Input rows:
****

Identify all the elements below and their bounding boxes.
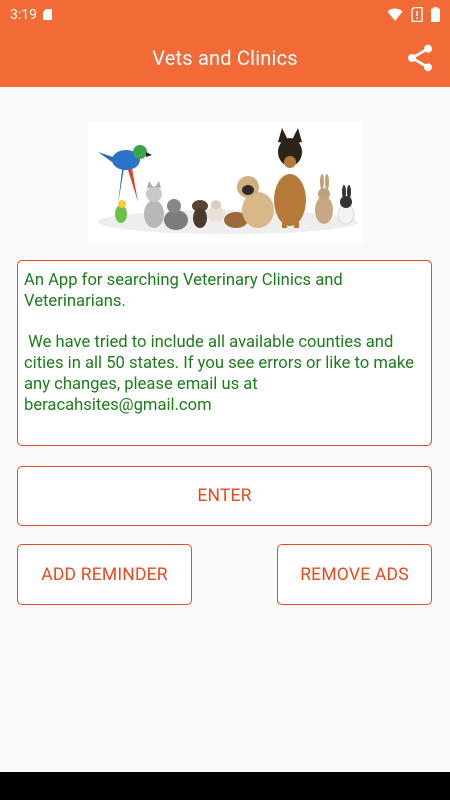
pets-banner-image <box>88 122 362 242</box>
navigation-bar <box>0 772 450 800</box>
remove-ads-button[interactable]: REMOVE ADS <box>277 544 432 605</box>
app-description: An App for searching Veterinary Clinics … <box>17 260 432 446</box>
status-bar: 3:19 <box>0 0 450 29</box>
app-title: Vets and Clinics <box>152 46 298 70</box>
app-bar: Vets and Clinics <box>0 29 450 87</box>
wifi-icon <box>387 8 403 21</box>
enter-button[interactable]: ENTER <box>17 466 432 526</box>
share-icon[interactable] <box>404 42 436 74</box>
add-reminder-button[interactable]: ADD REMINDER <box>17 544 192 605</box>
battery-icon <box>431 7 440 22</box>
sd-card-icon <box>43 9 52 20</box>
no-sim-icon <box>411 7 423 22</box>
status-time: 3:19 <box>10 6 37 23</box>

****

The request: Rename "Vets and Clinics" to "Pet Clinics" in the entries above and write their lines out again with nothing else changed, leaving out the pictures.

Answer to the problem:
Identify all the elements below and their bounding boxes.
pets-banner-image <box>88 122 362 242</box>
navigation-bar <box>0 772 450 800</box>
remove-ads-button[interactable]: REMOVE ADS <box>277 544 432 605</box>
app-description: An App for searching Veterinary Clinics … <box>17 260 432 446</box>
status-bar: 3:19 <box>0 0 450 29</box>
app-title: Pet Clinics <box>152 46 298 70</box>
app-bar: Pet Clinics <box>0 29 450 87</box>
wifi-icon <box>387 8 403 21</box>
enter-button[interactable]: ENTER <box>17 466 432 526</box>
share-icon[interactable] <box>404 42 436 74</box>
add-reminder-button[interactable]: ADD REMINDER <box>17 544 192 605</box>
battery-icon <box>431 7 440 22</box>
sd-card-icon <box>43 9 52 20</box>
no-sim-icon <box>411 7 423 22</box>
status-time: 3:19 <box>10 6 37 23</box>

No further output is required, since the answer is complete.